====== Entries supplied ======

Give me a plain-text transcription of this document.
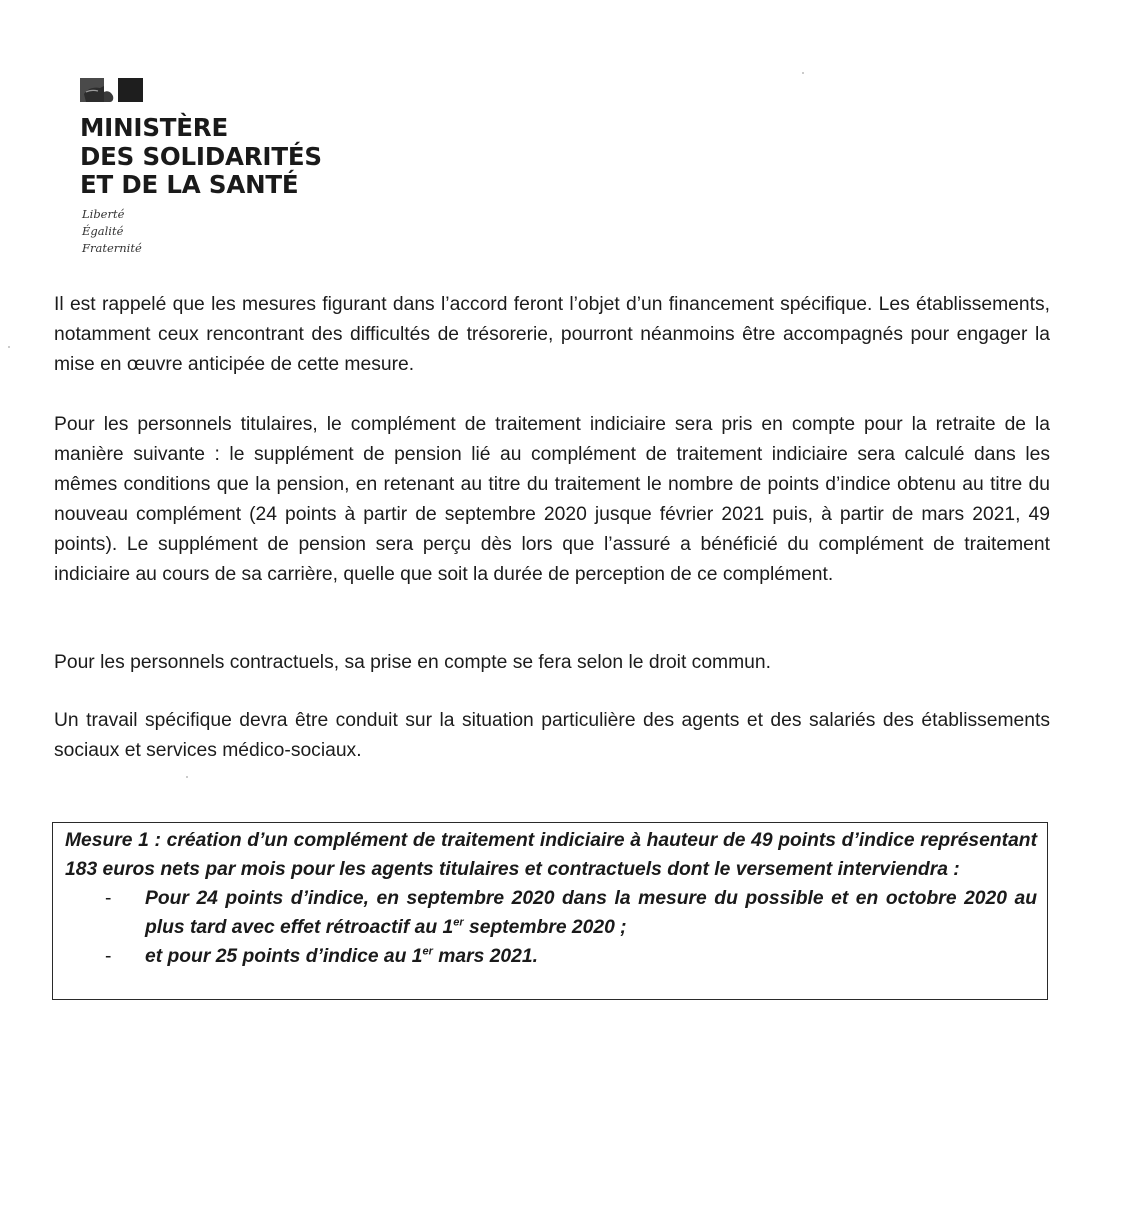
MINISTÈRE
DES SOLIDARITÉS
ET DE LA SANTÉ
Liberté
Égalité
Fraternité

Il est rappelé que les mesures figurant dans l’accord feront l’objet d’un financement spécifique. Les établissements, notamment ceux rencontrant des difficultés de trésorerie, pourront néanmoins être accompagnés pour engager la mise en œuvre anticipée de cette mesure.

Pour les personnels titulaires, le complément de traitement indiciaire sera pris en compte pour la retraite de la manière suivante : le supplément de pension lié au complément de traitement indiciaire sera calculé dans les mêmes conditions que la pension, en retenant au titre du traitement le nombre de points d’indice obtenu au titre du nouveau complément (24 points à partir de septembre 2020 jusque février 2021 puis, à partir de mars 2021, 49 points). Le supplément de pension sera perçu dès lors que l’assuré a bénéficié du complément de traitement indiciaire au cours de sa carrière, quelle que soit la durée de perception de ce complément.

Pour les personnels contractuels, sa prise en compte se fera selon le droit commun.

Un travail spécifique devra être conduit sur la situation particulière des agents et des salariés des établissements sociaux et services médico-sociaux.

Mesure 1 : création d’un complément de traitement indiciaire à hauteur de 49 points d’indice représentant 183 euros nets par mois pour les agents titulaires et contractuels dont le versement interviendra :
- Pour 24 points d’indice, en septembre 2020 dans la mesure du possible et en octobre 2020 au plus tard avec effet rétroactif au 1er septembre 2020 ;
- et pour 25 points d’indice au 1er mars 2021.
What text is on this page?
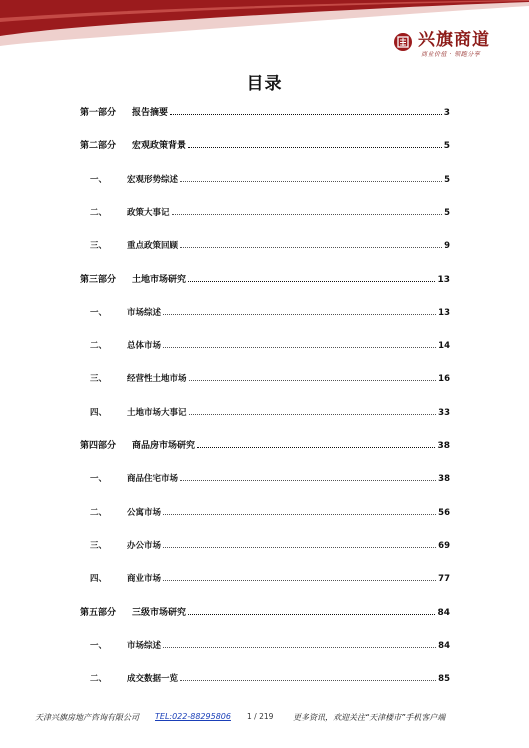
兴旗商道
商业价值 · 领跑分享
目录
第一部分	报告摘要	3
第二部分	宏观政策背景	5
一、	宏观形势综述	5
二、	政策大事记	5
三、	重点政策回顾	9
第三部分	土地市场研究	13
一、	市场综述	13
二、	总体市场	14
三、	经营性土地市场	16
四、	土地市场大事记	33
第四部分	商品房市场研究	38
一、	商品住宅市场	38
二、	公寓市场	56
三、	办公市场	69
四、	商业市场	77
第五部分	三级市场研究	84
一、	市场综述	84
二、	成交数据一览	85
天津兴旗房地产咨询有限公司 TEL:022-88295806 1 / 219 更多资讯，欢迎关注“天津楼市”手机客户端
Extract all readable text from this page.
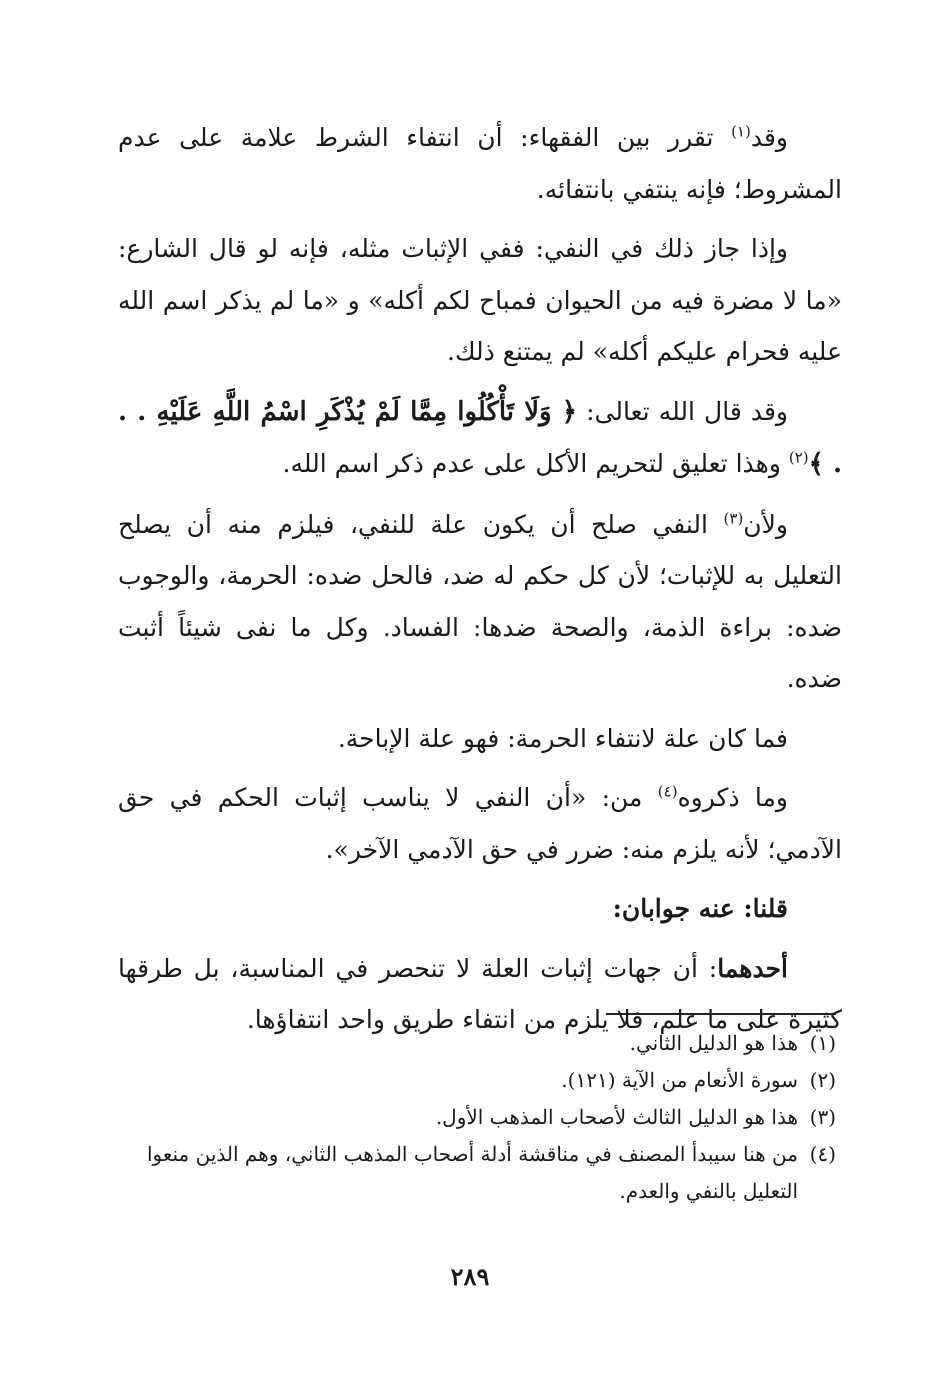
وقد$^{(١)}$ تقرر بين الفقهاء: أن انتفاء الشرط علامة على عدم المشروط؛ فإنه ينتفي بانتفائه.

وإذا جاز ذلك في النفي: ففي الإثبات مثله، فإنه لو قال الشارع: «ما لا مضرة فيه من الحيوان فمباح لكم أكله» و «ما لم يذكر اسم الله عليه فحرام عليكم أكله» لم يمتنع ذلك.

وقد قال الله تعالى: ﴿ وَلَا تَأْكُلُوا مِمَّا لَمْ يُذْكَرِ اسْمُ اللَّهِ عَلَيْهِ . . . ﴾$^{(٢)}$ وهذا تعليق لتحريم الأكل على عدم ذكر اسم الله.

ولأن$^{(٣)}$ النفي صلح أن يكون علة للنفي، فيلزم منه أن يصلح التعليل به للإثبات؛ لأن كل حكم له ضد، فالحل ضده: الحرمة، والوجوب ضده: براءة الذمة، والصحة ضدها: الفساد. وكل ما نفى شيئاً أثبت ضده.

فما كان علة لانتفاء الحرمة: فهو علة الإباحة.

وما ذكروه$^{(٤)}$ من: «أن النفي لا يناسب إثبات الحكم في حق الآدمي؛ لأنه يلزم منه: ضرر في حق الآدمي الآخر».

قلنا: عنه جوابان:

أحدهما: أن جهات إثبات العلة لا تنحصر في المناسبة، بل طرقها كثيرة على ما علم، فلا يلزم من انتفاء طريق واحد انتفاؤها.

(١)
هذا هو الدليل الثاني.

(٢)
سورة الأنعام من الآية (١٢١).

(٣)
هذا هو الدليل الثالث لأصحاب المذهب الأول.

(٤)
من هنا سيبدأ المصنف في مناقشة أدلة أصحاب المذهب الثاني، وهم الذين منعوا التعليل بالنفي والعدم.

٢٨٩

======

§ **Stated problem**: Count the lines above in which the word "الثاني" appears, then state only that count.

§ **Result of the exercise**: 2